Emsal Mahkeme Kararı İstanbul Bölge Adliye Mahkemesi 12. Hukuk Dairesi 2019/854 E. 2021/914 K. 17.06.2021 T.

Görüntülediğiniz mahkeme kararı kesinleşmiş bir karardır.

T.C.
İSTANBUL
BÖLGE ADLİYE MAHKEMESİ
12. HUKUK DAİRESİ
DOSYA NO: 2019/854
KARAR NO: 2021/914
T Ü R K M İ L L E T İ A D I N A
İ S T İ N A F K A R A R I
İNCELENEN KARARIN
MAHKEMESİ: İSTANBUL 12. ASLİYE TİCARET MAHKEMESİ
TARİHİ: 27/12/2018
NUMARASI: 2017/514 Esas-2018/1297 Karar
DAVA: İtirazın İptali
İSTİNAF KARAR TARİHİ: 17/06/2021
İlk derece mahkemesince verilen davanın kabulüne dair kararın davalı vekilince istinaf edilmesi üzerine düzenlenen rapor ve dosya kapsamı incelenip gereği görüşülüp düşünüldü;
DAVA: Davacı vekili, “…” markasının TPE’nin 16/06/2013 tarih, … tescil no ile 10 yıl süre ile müvekkili şirket adına tescil edildiğini, müvekkili şirket ile davalı arasında 15/08/2014 tarihinde Franchise sözleşmesi imzalandığını, müvekkili şirket ile davalı şirket arasında sözleşme çerçevesinde ticari ilişki ve buna istinaden cari hesap ilişkisi mevcut olduğunu, davacı müvekkil sözleşme hükümleri çerçevesinde yükümlülüklerini yerine getirdiğini, faturalar kestiğini ve davalı şirkete teslim edildiğini, davalının sözleşme gereği müvekkili şirkete 22.580,82-TL bakiye borcu bulunduğunu, defalarca talep etmesine rağmen davalılar tarafından herhangi bir ödeme yapılmadığını, bunun üzerine İstanbul … İcra Müdürlüğü’nün … esas sayılı dosyası ile icra takibi başlatıldığını, davalının borcu ödemediği gibi takibe ve borca itiraz ederek takibi durdurduğunu, davalı tarafından yapılan itirazın hukuka, usul ve yasaya aykırı olduğunu belirterek davalının itirazının iptaline, takibin devamına, davalının %20’den aşağı olmamak üzere icra inkar tazminatı ödemeye mahkum edilmesine karar verilmesini talep etmiştir.

_Sağlanan veriler_:

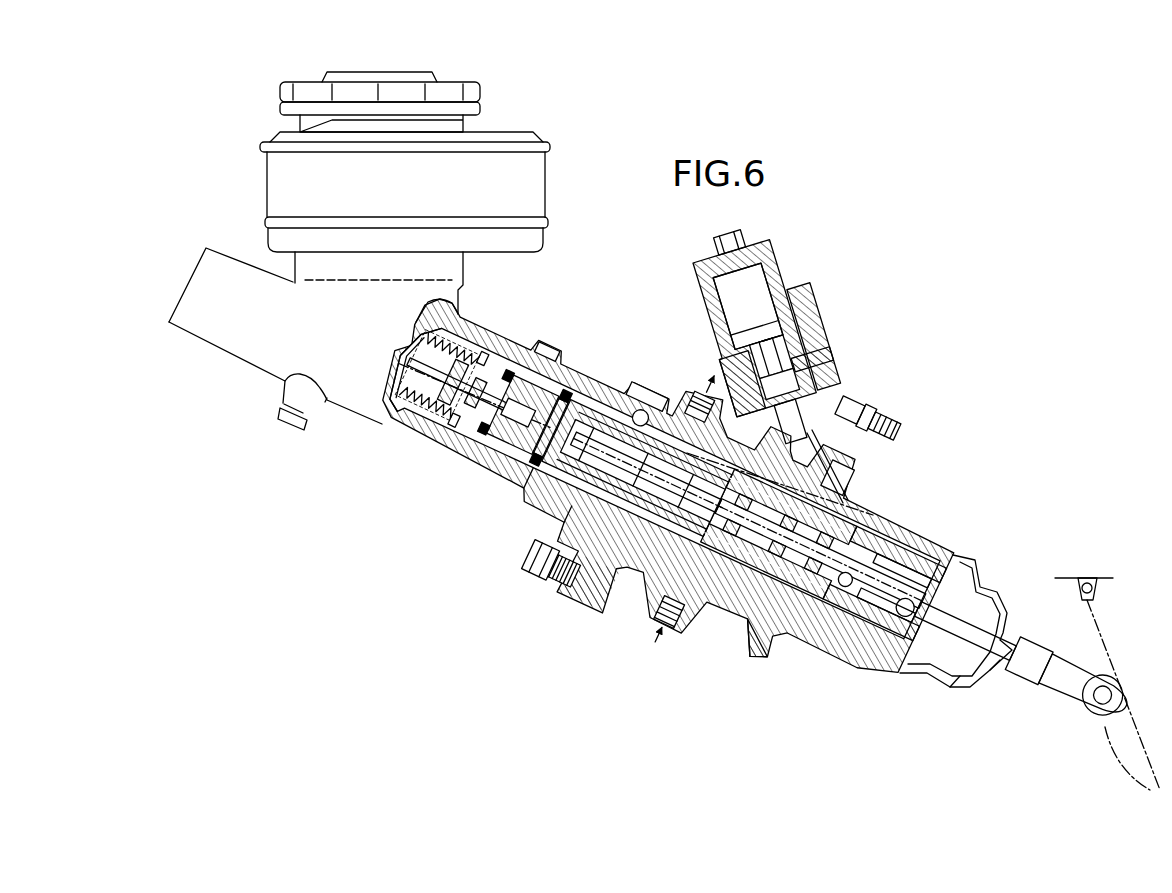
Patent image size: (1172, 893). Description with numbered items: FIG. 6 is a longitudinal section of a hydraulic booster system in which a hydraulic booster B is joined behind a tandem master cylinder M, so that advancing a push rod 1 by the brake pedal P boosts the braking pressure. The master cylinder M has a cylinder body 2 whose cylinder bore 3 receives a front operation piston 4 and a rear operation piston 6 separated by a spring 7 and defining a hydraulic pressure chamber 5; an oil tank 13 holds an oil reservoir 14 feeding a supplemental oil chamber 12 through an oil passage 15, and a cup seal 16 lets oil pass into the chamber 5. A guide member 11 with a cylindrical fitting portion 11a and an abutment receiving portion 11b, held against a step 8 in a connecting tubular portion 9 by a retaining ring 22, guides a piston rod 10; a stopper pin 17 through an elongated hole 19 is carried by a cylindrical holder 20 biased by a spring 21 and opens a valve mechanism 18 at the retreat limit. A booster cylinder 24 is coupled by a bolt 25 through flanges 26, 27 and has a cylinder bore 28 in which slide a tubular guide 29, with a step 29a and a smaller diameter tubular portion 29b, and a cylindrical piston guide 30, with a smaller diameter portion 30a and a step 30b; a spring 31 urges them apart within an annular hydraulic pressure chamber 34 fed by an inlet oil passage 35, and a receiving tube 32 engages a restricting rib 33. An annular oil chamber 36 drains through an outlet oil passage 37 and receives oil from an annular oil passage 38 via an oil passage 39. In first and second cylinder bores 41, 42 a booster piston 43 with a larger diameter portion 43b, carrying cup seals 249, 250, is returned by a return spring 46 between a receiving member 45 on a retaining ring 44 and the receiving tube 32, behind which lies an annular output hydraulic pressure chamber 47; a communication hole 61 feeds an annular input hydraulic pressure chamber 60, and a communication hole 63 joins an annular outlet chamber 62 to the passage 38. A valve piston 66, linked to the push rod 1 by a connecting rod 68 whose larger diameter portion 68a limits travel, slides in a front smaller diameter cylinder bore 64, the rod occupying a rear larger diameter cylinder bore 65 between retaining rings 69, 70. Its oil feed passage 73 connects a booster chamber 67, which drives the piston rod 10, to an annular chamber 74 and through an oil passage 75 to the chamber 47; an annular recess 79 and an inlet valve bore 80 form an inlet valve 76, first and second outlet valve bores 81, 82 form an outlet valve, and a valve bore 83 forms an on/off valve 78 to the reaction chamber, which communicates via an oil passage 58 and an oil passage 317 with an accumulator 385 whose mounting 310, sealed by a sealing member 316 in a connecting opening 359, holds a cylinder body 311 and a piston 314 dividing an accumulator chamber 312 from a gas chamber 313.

The push rod 1 is at (1021, 657).
The cylinder body 2 is at (357, 405).
The cylinder bore 3 is at (651, 500).
The front operation piston 4 is at (409, 365).
The hydraulic pressure chamber 5 is at (437, 375).
The rear operation piston 6 is at (468, 389).
The spring 7 is at (451, 349).
The step 8 is at (551, 428).
The connecting tubular portion 9 is at (548, 495).
The piston rod 10 is at (637, 468).
The guide member 11 is at (546, 352).
The cylindrical fitting portion 11a is at (557, 392).
The abutment receiving portion 11b is at (596, 345).
The supplemental oil chamber 12 is at (550, 427).
The oil tank 13 is at (460, 293).
The oil reservoir 14 is at (432, 311).
The oil passage 15 is at (489, 347).
The cup seal 16 is at (427, 402).
The stopper pin 17 is at (523, 414).
The valve mechanism 18 is at (475, 393).
The elongated hole 19 is at (496, 402).
The cylindrical holder 20 is at (452, 382).
The spring 21 is at (475, 393).
The retaining ring 22 is at (604, 402).
The booster cylinder 24 is at (850, 511).
The bolt 25 is at (541, 560).
The flange 26 is at (564, 570).
The flange 27 is at (591, 582).
The cylinder bore 28 is at (719, 600).
The tubular guide 29 is at (642, 407).
The step 29a is at (593, 545).
The smaller diameter tubular portion 29b is at (600, 525).
The cylindrical piston guide 30 is at (812, 632).
The smaller diameter portion 30a is at (648, 473).
The step 30b is at (795, 505).
The spring 31 is at (742, 603).
The receiving tube 32 is at (905, 546).
The restricting rib 33 is at (952, 564).
The annular hydraulic pressure chamber 34 is at (780, 468).
The inlet oil passage 35 is at (664, 621).
The annular oil chamber 36 is at (605, 570).
The outlet oil passage 37 is at (704, 396).
The annular oil passage 38 is at (630, 560).
The oil passage 39 is at (640, 528).
The first cylinder bore 41 is at (698, 443).
The second cylinder bore 42 is at (866, 531).
The booster piston 43 is at (866, 640).
The larger diameter portion 43b is at (830, 640).
The retaining ring 44 is at (993, 612).
The receiving member 45 is at (963, 672).
The return spring 46 is at (930, 675).
The annular output hydraulic pressure chamber 47 is at (880, 538).
The oil passage 58 is at (838, 478).
The annular input hydraulic pressure chamber 60 is at (757, 570).
The communication hole 61 is at (713, 580).
The annular outlet chamber 62 is at (722, 438).
The communication hole 63 is at (779, 534).
The front smaller diameter cylinder bore 64 is at (783, 570).
The rear larger diameter cylinder bore 65 is at (885, 583).
The valve piston 66 is at (819, 553).
The booster chamber 67 is at (672, 505).
The connecting rod 68 is at (905, 607).
The larger diameter portion 68a is at (946, 658).
The retaining ring 69 is at (894, 588).
The retaining ring 70 is at (675, 505).
The oil feed passage 73 is at (738, 515).
The annular chamber 74 is at (856, 621).
The oil passage 75 is at (845, 579).
The inlet valve 76 is at (768, 603).
The on/off valve 78 is at (818, 616).
The annular recess 79 is at (790, 546).
The inlet valve bore 80 is at (820, 554).
The first outlet valve bore 81 is at (708, 535).
The second outlet valve bore 82 is at (783, 536).
The valve bore 83 is at (815, 554).
The cup seal 249 is at (756, 641).
The cup seal 250 is at (845, 650).
The mounting 310 is at (814, 336).
The cylinder body 311 is at (730, 242).
The accumulator chamber 312 is at (812, 359).
The gas chamber 313 is at (748, 306).
The piston 314 is at (773, 364).
The sealing member 316 is at (845, 412).
The oil passage 317 is at (760, 378).
The connecting opening 359 is at (790, 421).
The accumulator 385 is at (769, 335).
The master cylinder M is at (527, 342).
The hydraulic booster B is at (878, 490).
The brake pedal P is at (1118, 748).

_Yapılacak iş_: Mahkeme kararının "DAVA:" ile başlayan paragrafında davacı vekilinin verilmesini talep ettiği kararların tümünü sıralayın. Yalnızca mahkeme kararındaki bilgilere dayanın.

_Alıştırma cevabı_:
- Davalının itirazının iptali
- Takibin devamı
- Davalının %20'den aşağı olmamak üzere icra inkar tazminatı ödemeye mahkum edilmesi